#### RECORDS TO PROCESS ####

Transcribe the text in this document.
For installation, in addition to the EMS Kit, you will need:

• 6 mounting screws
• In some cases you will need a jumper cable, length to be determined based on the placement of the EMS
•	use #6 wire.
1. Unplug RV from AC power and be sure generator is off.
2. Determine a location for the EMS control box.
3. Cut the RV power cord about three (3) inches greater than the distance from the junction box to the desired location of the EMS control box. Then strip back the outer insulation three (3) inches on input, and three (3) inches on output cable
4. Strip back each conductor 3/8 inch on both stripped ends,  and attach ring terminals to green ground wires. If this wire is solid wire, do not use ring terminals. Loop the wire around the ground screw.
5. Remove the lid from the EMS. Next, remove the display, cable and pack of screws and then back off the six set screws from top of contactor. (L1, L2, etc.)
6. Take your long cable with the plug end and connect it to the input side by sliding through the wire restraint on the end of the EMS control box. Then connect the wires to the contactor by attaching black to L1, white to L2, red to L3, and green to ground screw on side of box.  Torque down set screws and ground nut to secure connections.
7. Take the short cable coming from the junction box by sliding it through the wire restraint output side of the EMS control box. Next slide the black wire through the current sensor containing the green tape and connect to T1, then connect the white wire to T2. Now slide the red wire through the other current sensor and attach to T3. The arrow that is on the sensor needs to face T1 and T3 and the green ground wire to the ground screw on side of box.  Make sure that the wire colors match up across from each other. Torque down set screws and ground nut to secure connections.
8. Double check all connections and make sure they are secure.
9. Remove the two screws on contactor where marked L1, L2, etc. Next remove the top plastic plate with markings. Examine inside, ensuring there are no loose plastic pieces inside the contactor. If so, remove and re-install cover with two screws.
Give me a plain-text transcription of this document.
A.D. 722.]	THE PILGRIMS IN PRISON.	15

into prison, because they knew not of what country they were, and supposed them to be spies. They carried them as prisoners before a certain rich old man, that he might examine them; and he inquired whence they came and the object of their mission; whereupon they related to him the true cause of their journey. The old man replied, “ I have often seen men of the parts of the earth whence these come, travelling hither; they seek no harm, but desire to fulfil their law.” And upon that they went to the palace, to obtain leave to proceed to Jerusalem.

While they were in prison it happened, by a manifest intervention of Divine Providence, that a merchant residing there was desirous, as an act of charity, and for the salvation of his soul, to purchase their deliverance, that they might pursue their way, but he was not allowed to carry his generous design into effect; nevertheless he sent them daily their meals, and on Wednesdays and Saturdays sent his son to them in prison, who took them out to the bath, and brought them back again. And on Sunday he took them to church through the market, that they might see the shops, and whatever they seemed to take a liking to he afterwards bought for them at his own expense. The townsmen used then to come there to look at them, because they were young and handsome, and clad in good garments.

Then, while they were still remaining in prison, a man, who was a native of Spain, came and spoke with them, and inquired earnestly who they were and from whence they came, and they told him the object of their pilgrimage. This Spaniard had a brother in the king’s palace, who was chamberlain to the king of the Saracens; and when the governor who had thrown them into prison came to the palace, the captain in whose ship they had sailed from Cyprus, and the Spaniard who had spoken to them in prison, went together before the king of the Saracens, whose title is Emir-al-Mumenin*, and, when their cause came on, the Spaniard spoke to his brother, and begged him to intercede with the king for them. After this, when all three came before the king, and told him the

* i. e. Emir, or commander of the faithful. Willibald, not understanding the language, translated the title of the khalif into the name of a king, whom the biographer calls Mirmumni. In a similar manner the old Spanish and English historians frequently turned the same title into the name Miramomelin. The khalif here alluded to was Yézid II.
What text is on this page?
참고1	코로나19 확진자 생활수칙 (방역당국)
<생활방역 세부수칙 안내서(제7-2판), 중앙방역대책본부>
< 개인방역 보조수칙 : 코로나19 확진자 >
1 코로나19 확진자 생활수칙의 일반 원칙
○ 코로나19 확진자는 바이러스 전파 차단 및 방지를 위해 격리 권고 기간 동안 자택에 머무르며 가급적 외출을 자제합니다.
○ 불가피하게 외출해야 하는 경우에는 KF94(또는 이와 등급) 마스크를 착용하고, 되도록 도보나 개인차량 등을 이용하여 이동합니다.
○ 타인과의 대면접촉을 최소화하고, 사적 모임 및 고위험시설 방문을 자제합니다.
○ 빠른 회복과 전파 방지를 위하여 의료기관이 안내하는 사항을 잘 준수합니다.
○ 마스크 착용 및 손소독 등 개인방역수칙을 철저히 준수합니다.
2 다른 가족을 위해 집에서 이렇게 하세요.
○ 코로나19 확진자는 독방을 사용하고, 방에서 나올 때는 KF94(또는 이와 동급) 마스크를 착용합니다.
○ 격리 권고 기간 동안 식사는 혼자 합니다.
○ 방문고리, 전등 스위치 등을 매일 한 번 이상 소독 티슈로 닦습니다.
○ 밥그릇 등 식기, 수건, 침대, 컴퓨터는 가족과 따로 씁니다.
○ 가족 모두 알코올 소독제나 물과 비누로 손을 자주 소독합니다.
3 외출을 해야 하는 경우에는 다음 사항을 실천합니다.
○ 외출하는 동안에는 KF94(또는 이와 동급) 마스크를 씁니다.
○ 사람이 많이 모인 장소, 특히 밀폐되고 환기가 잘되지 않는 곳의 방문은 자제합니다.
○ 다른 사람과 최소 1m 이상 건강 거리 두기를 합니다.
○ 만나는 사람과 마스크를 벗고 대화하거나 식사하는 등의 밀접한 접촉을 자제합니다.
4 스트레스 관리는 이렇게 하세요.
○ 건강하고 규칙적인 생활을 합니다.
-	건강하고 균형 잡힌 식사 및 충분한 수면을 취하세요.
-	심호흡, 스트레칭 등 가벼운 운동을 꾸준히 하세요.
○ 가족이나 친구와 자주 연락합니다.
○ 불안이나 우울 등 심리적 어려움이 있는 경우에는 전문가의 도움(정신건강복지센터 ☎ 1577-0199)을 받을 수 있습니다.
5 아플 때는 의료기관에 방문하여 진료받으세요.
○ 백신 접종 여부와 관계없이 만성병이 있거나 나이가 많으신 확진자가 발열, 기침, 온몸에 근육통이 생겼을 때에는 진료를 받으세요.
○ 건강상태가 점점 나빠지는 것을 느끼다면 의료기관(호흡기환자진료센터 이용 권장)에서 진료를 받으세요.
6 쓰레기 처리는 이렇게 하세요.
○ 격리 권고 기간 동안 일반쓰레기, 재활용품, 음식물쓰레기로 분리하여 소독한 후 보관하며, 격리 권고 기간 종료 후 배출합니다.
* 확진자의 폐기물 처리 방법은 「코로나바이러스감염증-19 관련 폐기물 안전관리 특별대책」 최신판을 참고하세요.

####

▸ **INSTRUCTIONS FOR THE TASK**
Return every record above exactly as it appears.

▸ **FINAL ANSWER**
Transcribe the text in this document.
For installation, in addition to the EMS Kit, you will need:

• 6 mounting screws
• In some cases you will need a jumper cable, length to be determined based on the placement of the EMS
•	use #6 wire.
1. Unplug RV from AC power and be sure generator is off.
2. Determine a location for the EMS control box.
3. Cut the RV power cord about three (3) inches greater than the distance from the junction box to the desired location of the EMS control box. Then strip back the outer insulation three (3) inches on input, and three (3) inches on output cable
4. Strip back each conductor 3/8 inch on both stripped ends,  and attach ring terminals to green ground wires. If this wire is solid wire, do not use ring terminals. Loop the wire around the ground screw.
5. Remove the lid from the EMS. Next, remove the display, cable and pack of screws and then back off the six set screws from top of contactor. (L1, L2, etc.)
6. Take your long cable with the plug end and connect it to the input side by sliding through the wire restraint on the end of the EMS control box. Then connect the wires to the contactor by attaching black to L1, white to L2, red to L3, and green to ground screw on side of box.  Torque down set screws and ground nut to secure connections.
7. Take the short cable coming from the junction box by sliding it through the wire restraint output side of the EMS control box. Next slide the black wire through the current sensor containing the green tape and connect to T1, then connect the white wire to T2. Now slide the red wire through the other current sensor and attach to T3. The arrow that is on the sensor needs to face T1 and T3 and the green ground wire to the ground screw on side of box.  Make sure that the wire colors match up across from each other. Torque down set screws and ground nut to secure connections.
8. Double check all connections and make sure they are secure.
9. Remove the two screws on contactor where marked L1, L2, etc. Next remove the top plastic plate with markings. Examine inside, ensuring there are no loose plastic pieces inside the contactor. If so, remove and re-install cover with two screws.
Give me a plain-text transcription of this document.
A.D. 722.]	THE PILGRIMS IN PRISON.	15

into prison, because they knew not of what country they were, and supposed them to be spies. They carried them as prisoners before a certain rich old man, that he might examine them; and he inquired whence they came and the object of their mission; whereupon they related to him the true cause of their journey. The old man replied, “ I have often seen men of the parts of the earth whence these come, travelling hither; they seek no harm, but desire to fulfil their law.” And upon that they went to the palace, to obtain leave to proceed to Jerusalem.

While they were in prison it happened, by a manifest intervention of Divine Providence, that a merchant residing there was desirous, as an act of charity, and for the salvation of his soul, to purchase their deliverance, that they might pursue their way, but he was not allowed to carry his generous design into effect; nevertheless he sent them daily their meals, and on Wednesdays and Saturdays sent his son to them in prison, who took them out to the bath, and brought them back again. And on Sunday he took them to church through the market, that they might see the shops, and whatever they seemed to take a liking to he afterwards bought for them at his own expense. The townsmen used then to come there to look at them, because they were young and handsome, and clad in good garments.

Then, while they were still remaining in prison, a man, who was a native of Spain, came and spoke with them, and inquired earnestly who they were and from whence they came, and they told him the object of their pilgrimage. This Spaniard had a brother in the king’s palace, who was chamberlain to the king of the Saracens; and when the governor who had thrown them into prison came to the palace, the captain in whose ship they had sailed from Cyprus, and the Spaniard who had spoken to them in prison, went together before the king of the Saracens, whose title is Emir-al-Mumenin*, and, when their cause came on, the Spaniard spoke to his brother, and begged him to intercede with the king for them. After this, when all three came before the king, and told him the

* i. e. Emir, or commander of the faithful. Willibald, not understanding the language, translated the title of the khalif into the name of a king, whom the biographer calls Mirmumni. In a similar manner the old Spanish and English historians frequently turned the same title into the name Miramomelin. The khalif here alluded to was Yézid II.
What text is on this page?
참고1	코로나19 확진자 생활수칙 (방역당국)
<생활방역 세부수칙 안내서(제7-2판), 중앙방역대책본부>
< 개인방역 보조수칙 : 코로나19 확진자 >
1 코로나19 확진자 생활수칙의 일반 원칙
○ 코로나19 확진자는 바이러스 전파 차단 및 방지를 위해 격리 권고 기간 동안 자택에 머무르며 가급적 외출을 자제합니다.
○ 불가피하게 외출해야 하는 경우에는 KF94(또는 이와 등급) 마스크를 착용하고, 되도록 도보나 개인차량 등을 이용하여 이동합니다.
○ 타인과의 대면접촉을 최소화하고, 사적 모임 및 고위험시설 방문을 자제합니다.
○ 빠른 회복과 전파 방지를 위하여 의료기관이 안내하는 사항을 잘 준수합니다.
○ 마스크 착용 및 손소독 등 개인방역수칙을 철저히 준수합니다.
2 다른 가족을 위해 집에서 이렇게 하세요.
○ 코로나19 확진자는 독방을 사용하고, 방에서 나올 때는 KF94(또는 이와 동급) 마스크를 착용합니다.
○ 격리 권고 기간 동안 식사는 혼자 합니다.
○ 방문고리, 전등 스위치 등을 매일 한 번 이상 소독 티슈로 닦습니다.
○ 밥그릇 등 식기, 수건, 침대, 컴퓨터는 가족과 따로 씁니다.
○ 가족 모두 알코올 소독제나 물과 비누로 손을 자주 소독합니다.
3 외출을 해야 하는 경우에는 다음 사항을 실천합니다.
○ 외출하는 동안에는 KF94(또는 이와 동급) 마스크를 씁니다.
○ 사람이 많이 모인 장소, 특히 밀폐되고 환기가 잘되지 않는 곳의 방문은 자제합니다.
○ 다른 사람과 최소 1m 이상 건강 거리 두기를 합니다.
○ 만나는 사람과 마스크를 벗고 대화하거나 식사하는 등의 밀접한 접촉을 자제합니다.
4 스트레스 관리는 이렇게 하세요.
○ 건강하고 규칙적인 생활을 합니다.
-	건강하고 균형 잡힌 식사 및 충분한 수면을 취하세요.
-	심호흡, 스트레칭 등 가벼운 운동을 꾸준히 하세요.
○ 가족이나 친구와 자주 연락합니다.
○ 불안이나 우울 등 심리적 어려움이 있는 경우에는 전문가의 도움(정신건강복지센터 ☎ 1577-0199)을 받을 수 있습니다.
5 아플 때는 의료기관에 방문하여 진료받으세요.
○ 백신 접종 여부와 관계없이 만성병이 있거나 나이가 많으신 확진자가 발열, 기침, 온몸에 근육통이 생겼을 때에는 진료를 받으세요.
○ 건강상태가 점점 나빠지는 것을 느끼다면 의료기관(호흡기환자진료센터 이용 권장)에서 진료를 받으세요.
6 쓰레기 처리는 이렇게 하세요.
○ 격리 권고 기간 동안 일반쓰레기, 재활용품, 음식물쓰레기로 분리하여 소독한 후 보관하며, 격리 권고 기간 종료 후 배출합니다.
* 확진자의 폐기물 처리 방법은 「코로나바이러스감염증-19 관련 폐기물 안전관리 특별대책」 최신판을 참고하세요.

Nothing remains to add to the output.